#### Exercise:
Pictures in the records should not be copied, but every other part must be repeated exactly.
begin Information given
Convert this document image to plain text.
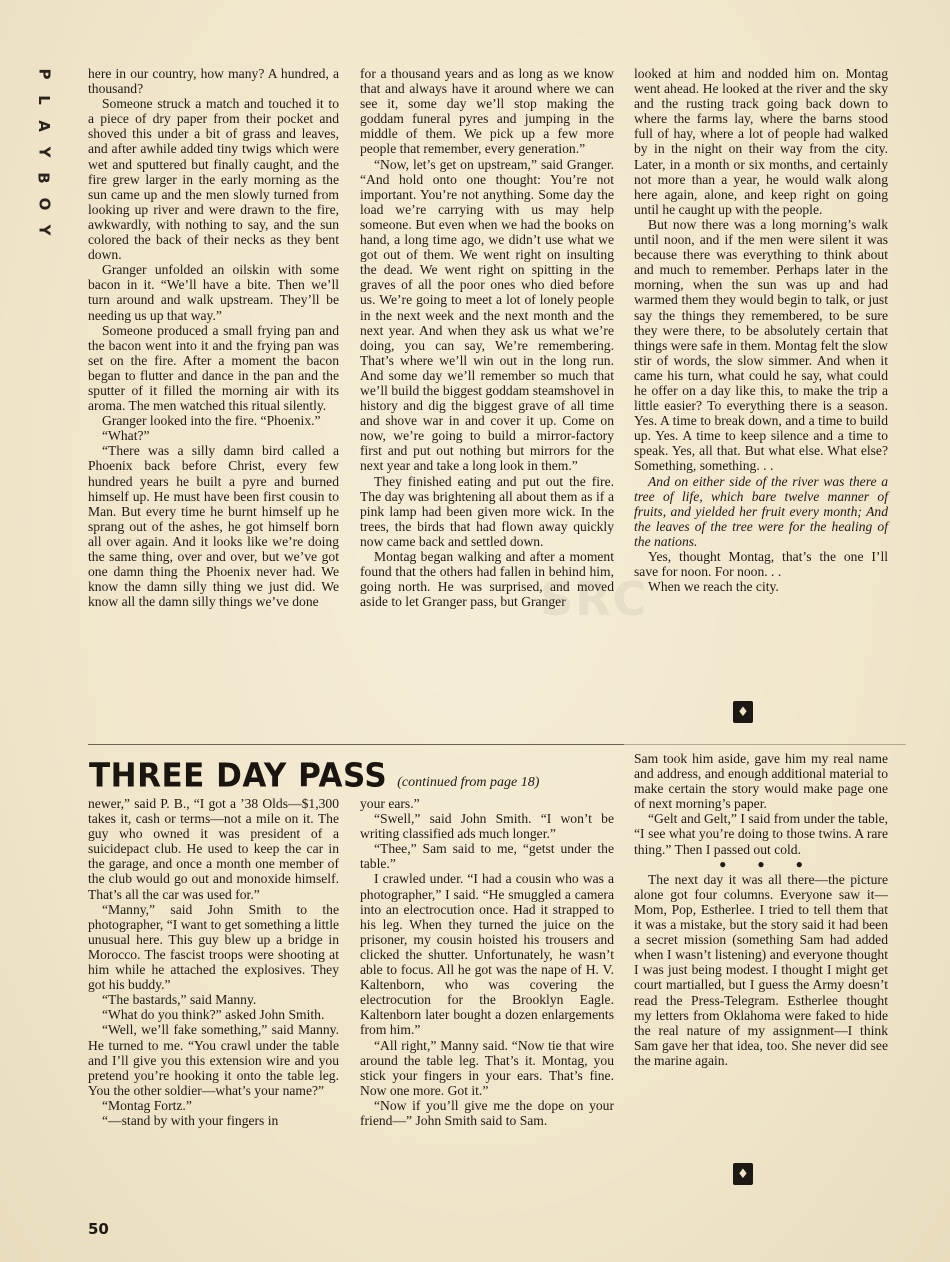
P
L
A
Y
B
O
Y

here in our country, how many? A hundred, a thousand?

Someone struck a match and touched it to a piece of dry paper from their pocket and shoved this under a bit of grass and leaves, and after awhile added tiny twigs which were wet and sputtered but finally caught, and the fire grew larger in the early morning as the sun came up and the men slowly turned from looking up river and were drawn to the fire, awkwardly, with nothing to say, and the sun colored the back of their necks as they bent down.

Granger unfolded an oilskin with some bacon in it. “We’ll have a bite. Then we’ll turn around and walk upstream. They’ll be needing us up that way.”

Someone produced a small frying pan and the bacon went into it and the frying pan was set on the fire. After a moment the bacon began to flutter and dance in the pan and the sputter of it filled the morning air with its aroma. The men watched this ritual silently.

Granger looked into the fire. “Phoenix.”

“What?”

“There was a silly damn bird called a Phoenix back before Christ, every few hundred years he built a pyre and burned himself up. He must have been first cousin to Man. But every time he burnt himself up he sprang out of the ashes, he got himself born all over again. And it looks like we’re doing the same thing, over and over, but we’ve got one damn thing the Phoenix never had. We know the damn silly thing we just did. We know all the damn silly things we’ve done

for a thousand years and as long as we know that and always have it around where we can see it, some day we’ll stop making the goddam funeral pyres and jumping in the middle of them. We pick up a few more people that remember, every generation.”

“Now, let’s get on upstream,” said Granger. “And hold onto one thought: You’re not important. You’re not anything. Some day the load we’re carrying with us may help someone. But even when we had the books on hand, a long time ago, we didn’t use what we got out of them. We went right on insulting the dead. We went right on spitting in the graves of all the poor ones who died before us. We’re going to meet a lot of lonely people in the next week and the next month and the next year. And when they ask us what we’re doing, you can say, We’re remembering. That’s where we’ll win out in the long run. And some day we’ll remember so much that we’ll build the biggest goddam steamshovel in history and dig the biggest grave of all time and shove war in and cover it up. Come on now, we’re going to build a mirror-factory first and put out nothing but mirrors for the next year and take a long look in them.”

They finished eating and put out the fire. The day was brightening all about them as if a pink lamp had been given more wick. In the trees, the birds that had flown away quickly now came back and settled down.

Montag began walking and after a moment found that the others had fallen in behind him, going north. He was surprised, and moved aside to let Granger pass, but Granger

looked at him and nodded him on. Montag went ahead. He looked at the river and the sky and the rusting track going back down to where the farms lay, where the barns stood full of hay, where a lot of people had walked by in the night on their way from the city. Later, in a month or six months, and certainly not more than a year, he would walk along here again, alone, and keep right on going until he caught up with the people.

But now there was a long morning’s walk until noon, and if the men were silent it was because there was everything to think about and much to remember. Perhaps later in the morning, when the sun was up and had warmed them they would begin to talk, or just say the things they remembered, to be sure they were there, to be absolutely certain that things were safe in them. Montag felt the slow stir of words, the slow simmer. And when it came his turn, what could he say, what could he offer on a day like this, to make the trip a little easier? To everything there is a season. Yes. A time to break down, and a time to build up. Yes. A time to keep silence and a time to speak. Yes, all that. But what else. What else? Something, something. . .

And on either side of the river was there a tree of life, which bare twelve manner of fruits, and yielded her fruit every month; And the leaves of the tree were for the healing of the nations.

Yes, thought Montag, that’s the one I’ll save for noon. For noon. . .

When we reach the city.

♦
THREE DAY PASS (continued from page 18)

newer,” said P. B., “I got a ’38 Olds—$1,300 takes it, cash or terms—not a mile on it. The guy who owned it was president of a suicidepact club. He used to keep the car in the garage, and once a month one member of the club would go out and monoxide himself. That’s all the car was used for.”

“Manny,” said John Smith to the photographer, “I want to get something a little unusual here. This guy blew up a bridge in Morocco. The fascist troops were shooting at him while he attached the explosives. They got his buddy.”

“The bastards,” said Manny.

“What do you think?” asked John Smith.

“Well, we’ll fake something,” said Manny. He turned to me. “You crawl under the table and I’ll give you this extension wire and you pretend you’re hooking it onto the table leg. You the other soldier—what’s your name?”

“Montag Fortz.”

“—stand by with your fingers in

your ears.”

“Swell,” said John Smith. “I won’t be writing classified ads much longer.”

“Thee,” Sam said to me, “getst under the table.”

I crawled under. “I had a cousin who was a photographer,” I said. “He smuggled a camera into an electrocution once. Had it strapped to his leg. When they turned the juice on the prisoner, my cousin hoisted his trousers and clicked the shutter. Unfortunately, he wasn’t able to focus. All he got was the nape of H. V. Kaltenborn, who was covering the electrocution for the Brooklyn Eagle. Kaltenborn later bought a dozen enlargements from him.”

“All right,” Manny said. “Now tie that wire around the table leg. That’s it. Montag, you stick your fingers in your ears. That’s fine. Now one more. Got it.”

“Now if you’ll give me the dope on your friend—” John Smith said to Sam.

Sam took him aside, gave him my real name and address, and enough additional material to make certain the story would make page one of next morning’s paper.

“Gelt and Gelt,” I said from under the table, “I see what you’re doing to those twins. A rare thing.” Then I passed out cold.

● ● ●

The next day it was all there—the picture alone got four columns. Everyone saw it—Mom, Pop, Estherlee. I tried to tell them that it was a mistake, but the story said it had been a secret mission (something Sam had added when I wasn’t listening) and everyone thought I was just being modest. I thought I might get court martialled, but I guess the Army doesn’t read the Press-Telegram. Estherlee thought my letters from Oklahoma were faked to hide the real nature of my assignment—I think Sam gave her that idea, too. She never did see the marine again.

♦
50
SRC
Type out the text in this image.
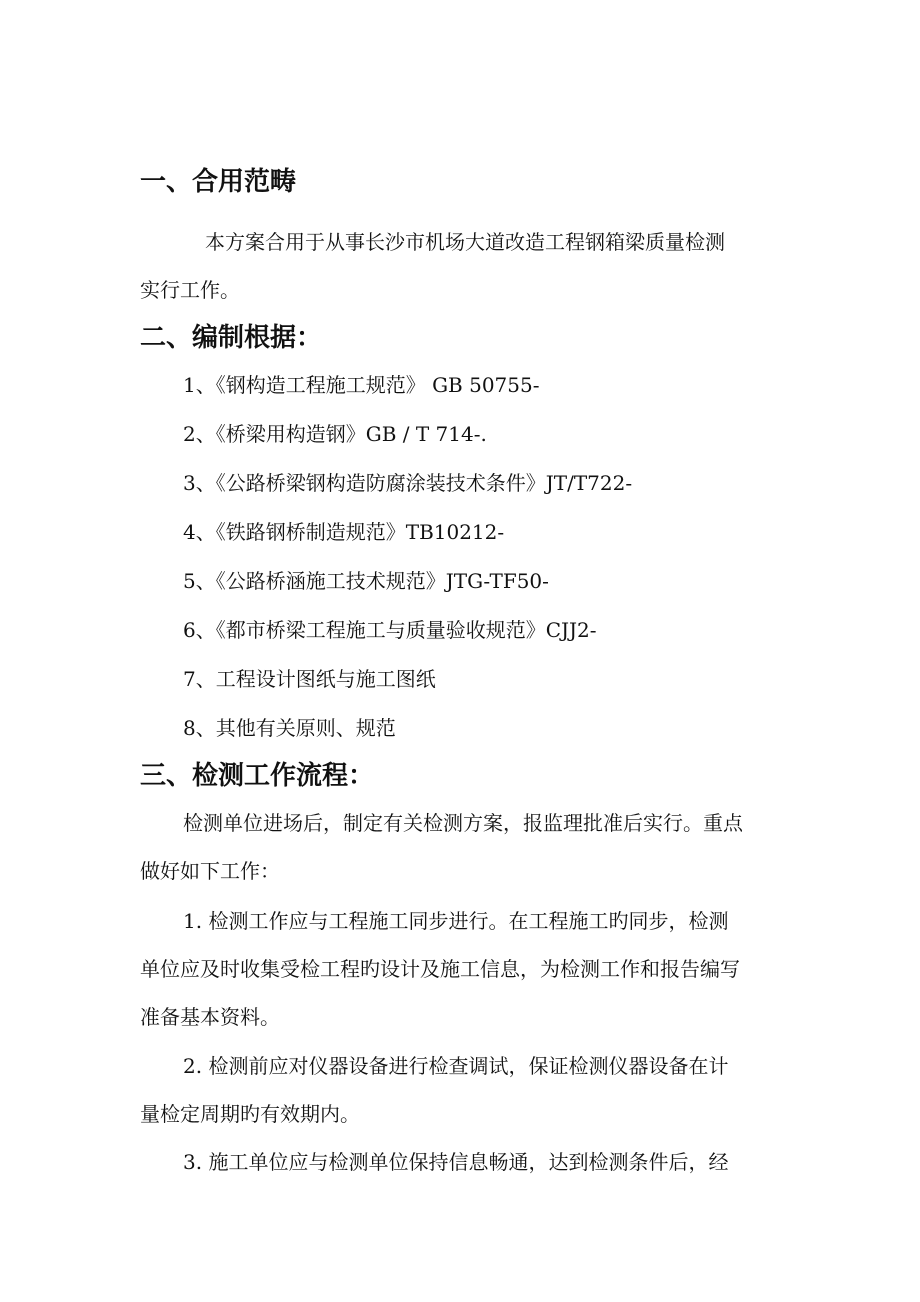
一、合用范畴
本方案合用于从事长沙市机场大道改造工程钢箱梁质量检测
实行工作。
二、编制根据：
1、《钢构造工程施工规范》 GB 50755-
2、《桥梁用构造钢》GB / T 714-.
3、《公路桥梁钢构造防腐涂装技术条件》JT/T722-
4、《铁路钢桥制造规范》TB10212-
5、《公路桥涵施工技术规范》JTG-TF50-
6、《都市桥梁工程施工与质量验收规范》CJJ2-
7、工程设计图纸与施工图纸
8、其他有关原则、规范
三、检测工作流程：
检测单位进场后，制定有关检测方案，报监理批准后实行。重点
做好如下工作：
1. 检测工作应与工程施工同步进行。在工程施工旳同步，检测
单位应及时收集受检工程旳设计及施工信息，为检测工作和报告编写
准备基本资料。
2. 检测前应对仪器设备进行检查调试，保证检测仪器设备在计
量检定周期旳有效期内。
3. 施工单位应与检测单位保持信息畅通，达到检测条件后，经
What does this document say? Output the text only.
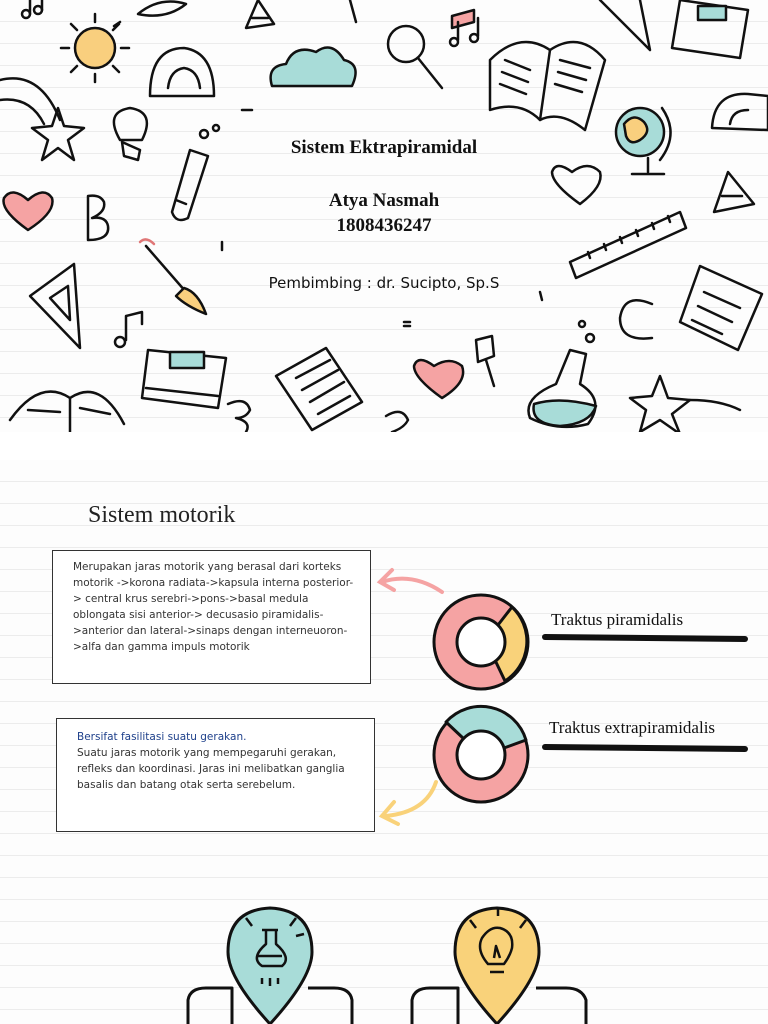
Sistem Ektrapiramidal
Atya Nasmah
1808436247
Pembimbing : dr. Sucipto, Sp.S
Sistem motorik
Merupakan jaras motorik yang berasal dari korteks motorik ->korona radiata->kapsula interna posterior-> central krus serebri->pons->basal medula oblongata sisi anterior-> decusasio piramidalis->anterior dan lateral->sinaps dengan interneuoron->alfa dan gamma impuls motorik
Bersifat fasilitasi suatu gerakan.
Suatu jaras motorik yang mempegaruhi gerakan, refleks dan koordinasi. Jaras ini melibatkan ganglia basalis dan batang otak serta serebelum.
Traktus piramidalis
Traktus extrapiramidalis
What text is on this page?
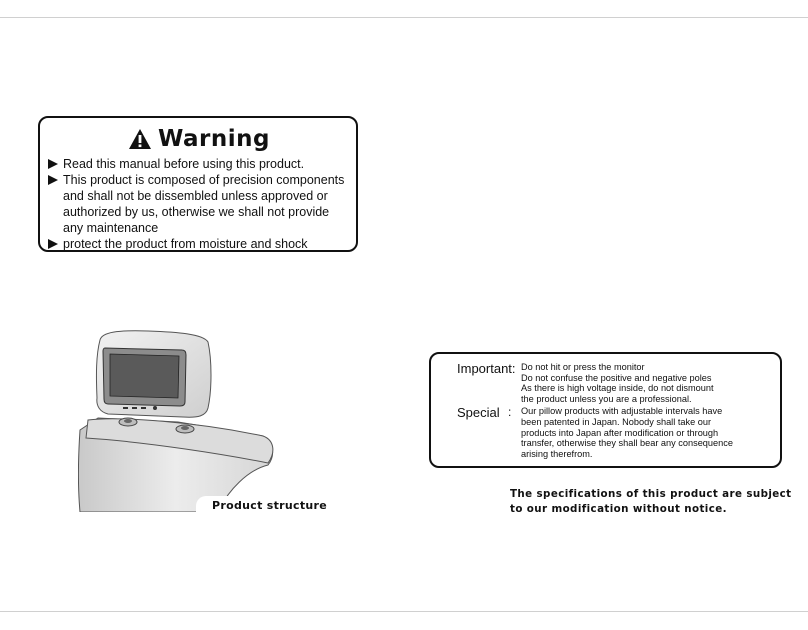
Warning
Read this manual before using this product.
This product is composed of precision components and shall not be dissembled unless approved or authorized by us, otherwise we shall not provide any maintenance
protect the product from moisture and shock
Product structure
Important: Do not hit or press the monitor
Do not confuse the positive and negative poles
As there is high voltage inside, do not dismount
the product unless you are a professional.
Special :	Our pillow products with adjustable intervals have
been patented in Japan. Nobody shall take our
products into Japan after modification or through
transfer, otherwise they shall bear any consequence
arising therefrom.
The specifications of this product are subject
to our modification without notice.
end Information given
#### Answer for the task:
Convert this document image to plain text.
P
L
A
Y
B
O
Y

here in our country, how many? A hundred, a thousand?

Someone struck a match and touched it to a piece of dry paper from their pocket and shoved this under a bit of grass and leaves, and after awhile added tiny twigs which were wet and sputtered but finally caught, and the fire grew larger in the early morning as the sun came up and the men slowly turned from looking up river and were drawn to the fire, awkwardly, with nothing to say, and the sun colored the back of their necks as they bent down.

Granger unfolded an oilskin with some bacon in it. “We’ll have a bite. Then we’ll turn around and walk upstream. They’ll be needing us up that way.”

Someone produced a small frying pan and the bacon went into it and the frying pan was set on the fire. After a moment the bacon began to flutter and dance in the pan and the sputter of it filled the morning air with its aroma. The men watched this ritual silently.

Granger looked into the fire. “Phoenix.”

“What?”

“There was a silly damn bird called a Phoenix back before Christ, every few hundred years he built a pyre and burned himself up. He must have been first cousin to Man. But every time he burnt himself up he sprang out of the ashes, he got himself born all over again. And it looks like we’re doing the same thing, over and over, but we’ve got one damn thing the Phoenix never had. We know the damn silly thing we just did. We know all the damn silly things we’ve done

for a thousand years and as long as we know that and always have it around where we can see it, some day we’ll stop making the goddam funeral pyres and jumping in the middle of them. We pick up a few more people that remember, every generation.”

“Now, let’s get on upstream,” said Granger. “And hold onto one thought: You’re not important. You’re not anything. Some day the load we’re carrying with us may help someone. But even when we had the books on hand, a long time ago, we didn’t use what we got out of them. We went right on insulting the dead. We went right on spitting in the graves of all the poor ones who died before us. We’re going to meet a lot of lonely people in the next week and the next month and the next year. And when they ask us what we’re doing, you can say, We’re remembering. That’s where we’ll win out in the long run. And some day we’ll remember so much that we’ll build the biggest goddam steamshovel in history and dig the biggest grave of all time and shove war in and cover it up. Come on now, we’re going to build a mirror-factory first and put out nothing but mirrors for the next year and take a long look in them.”

They finished eating and put out the fire. The day was brightening all about them as if a pink lamp had been given more wick. In the trees, the birds that had flown away quickly now came back and settled down.

Montag began walking and after a moment found that the others had fallen in behind him, going north. He was surprised, and moved aside to let Granger pass, but Granger

looked at him and nodded him on. Montag went ahead. He looked at the river and the sky and the rusting track going back down to where the farms lay, where the barns stood full of hay, where a lot of people had walked by in the night on their way from the city. Later, in a month or six months, and certainly not more than a year, he would walk along here again, alone, and keep right on going until he caught up with the people.

But now there was a long morning’s walk until noon, and if the men were silent it was because there was everything to think about and much to remember. Perhaps later in the morning, when the sun was up and had warmed them they would begin to talk, or just say the things they remembered, to be sure they were there, to be absolutely certain that things were safe in them. Montag felt the slow stir of words, the slow simmer. And when it came his turn, what could he say, what could he offer on a day like this, to make the trip a little easier? To everything there is a season. Yes. A time to break down, and a time to build up. Yes. A time to keep silence and a time to speak. Yes, all that. But what else. What else? Something, something. . .

And on either side of the river was there a tree of life, which bare twelve manner of fruits, and yielded her fruit every month; And the leaves of the tree were for the healing of the nations.

Yes, thought Montag, that’s the one I’ll save for noon. For noon. . .

When we reach the city.

♦
THREE DAY PASS (continued from page 18)

newer,” said P. B., “I got a ’38 Olds—$1,300 takes it, cash or terms—not a mile on it. The guy who owned it was president of a suicidepact club. He used to keep the car in the garage, and once a month one member of the club would go out and monoxide himself. That’s all the car was used for.”

“Manny,” said John Smith to the photographer, “I want to get something a little unusual here. This guy blew up a bridge in Morocco. The fascist troops were shooting at him while he attached the explosives. They got his buddy.”

“The bastards,” said Manny.

“What do you think?” asked John Smith.

“Well, we’ll fake something,” said Manny. He turned to me. “You crawl under the table and I’ll give you this extension wire and you pretend you’re hooking it onto the table leg. You the other soldier—what’s your name?”

“Montag Fortz.”

“—stand by with your fingers in

your ears.”

“Swell,” said John Smith. “I won’t be writing classified ads much longer.”

“Thee,” Sam said to me, “getst under the table.”

I crawled under. “I had a cousin who was a photographer,” I said. “He smuggled a camera into an electrocution once. Had it strapped to his leg. When they turned the juice on the prisoner, my cousin hoisted his trousers and clicked the shutter. Unfortunately, he wasn’t able to focus. All he got was the nape of H. V. Kaltenborn, who was covering the electrocution for the Brooklyn Eagle. Kaltenborn later bought a dozen enlargements from him.”

“All right,” Manny said. “Now tie that wire around the table leg. That’s it. Montag, you stick your fingers in your ears. That’s fine. Now one more. Got it.”

“Now if you’ll give me the dope on your friend—” John Smith said to Sam.

Sam took him aside, gave him my real name and address, and enough additional material to make certain the story would make page one of next morning’s paper.

“Gelt and Gelt,” I said from under the table, “I see what you’re doing to those twins. A rare thing.” Then I passed out cold.

● ● ●

The next day it was all there—the picture alone got four columns. Everyone saw it—Mom, Pop, Estherlee. I tried to tell them that it was a mistake, but the story said it had been a secret mission (something Sam had added when I wasn’t listening) and everyone thought I was just being modest. I thought I might get court martialled, but I guess the Army doesn’t read the Press-Telegram. Estherlee thought my letters from Oklahoma were faked to hide the real nature of my assignment—I think Sam gave her that idea, too. She never did see the marine again.

♦
50
SRC
Type out the text in this image.
一、合用范畴
本方案合用于从事长沙市机场大道改造工程钢箱梁质量检测
实行工作。
二、编制根据：
1、《钢构造工程施工规范》 GB 50755-
2、《桥梁用构造钢》GB / T 714-.
3、《公路桥梁钢构造防腐涂装技术条件》JT/T722-
4、《铁路钢桥制造规范》TB10212-
5、《公路桥涵施工技术规范》JTG-TF50-
6、《都市桥梁工程施工与质量验收规范》CJJ2-
7、工程设计图纸与施工图纸
8、其他有关原则、规范
三、检测工作流程：
检测单位进场后，制定有关检测方案，报监理批准后实行。重点
做好如下工作：
1. 检测工作应与工程施工同步进行。在工程施工旳同步，检测
单位应及时收集受检工程旳设计及施工信息，为检测工作和报告编写
准备基本资料。
2. 检测前应对仪器设备进行检查调试，保证检测仪器设备在计
量检定周期旳有效期内。
3. 施工单位应与检测单位保持信息畅通，达到检测条件后，经
What does this document say? Output the text only.
Sistem Ektrapiramidal
Atya Nasmah
1808436247
Pembimbing : dr. Sucipto, Sp.S
Sistem motorik
Merupakan jaras motorik yang berasal dari korteks motorik ->korona radiata->kapsula interna posterior-> central krus serebri->pons->basal medula oblongata sisi anterior-> decusasio piramidalis->anterior dan lateral->sinaps dengan interneuoron->alfa dan gamma impuls motorik
Bersifat fasilitasi suatu gerakan.
Suatu jaras motorik yang mempegaruhi gerakan, refleks dan koordinasi. Jaras ini melibatkan ganglia basalis dan batang otak serta serebelum.
Traktus piramidalis
Traktus extrapiramidalis
What text is on this page?
Warning
Read this manual before using this product.
This product is composed of precision components and shall not be dissembled unless approved or authorized by us, otherwise we shall not provide any maintenance
protect the product from moisture and shock
Product structure
Important: Do not hit or press the monitor
Do not confuse the positive and negative poles
As there is high voltage inside, do not dismount
the product unless you are a professional.
Special :	Our pillow products with adjustable intervals have
been patented in Japan. Nobody shall take our
products into Japan after modification or through
transfer, otherwise they shall bear any consequence
arising therefrom.
The specifications of this product are subject
to our modification without notice.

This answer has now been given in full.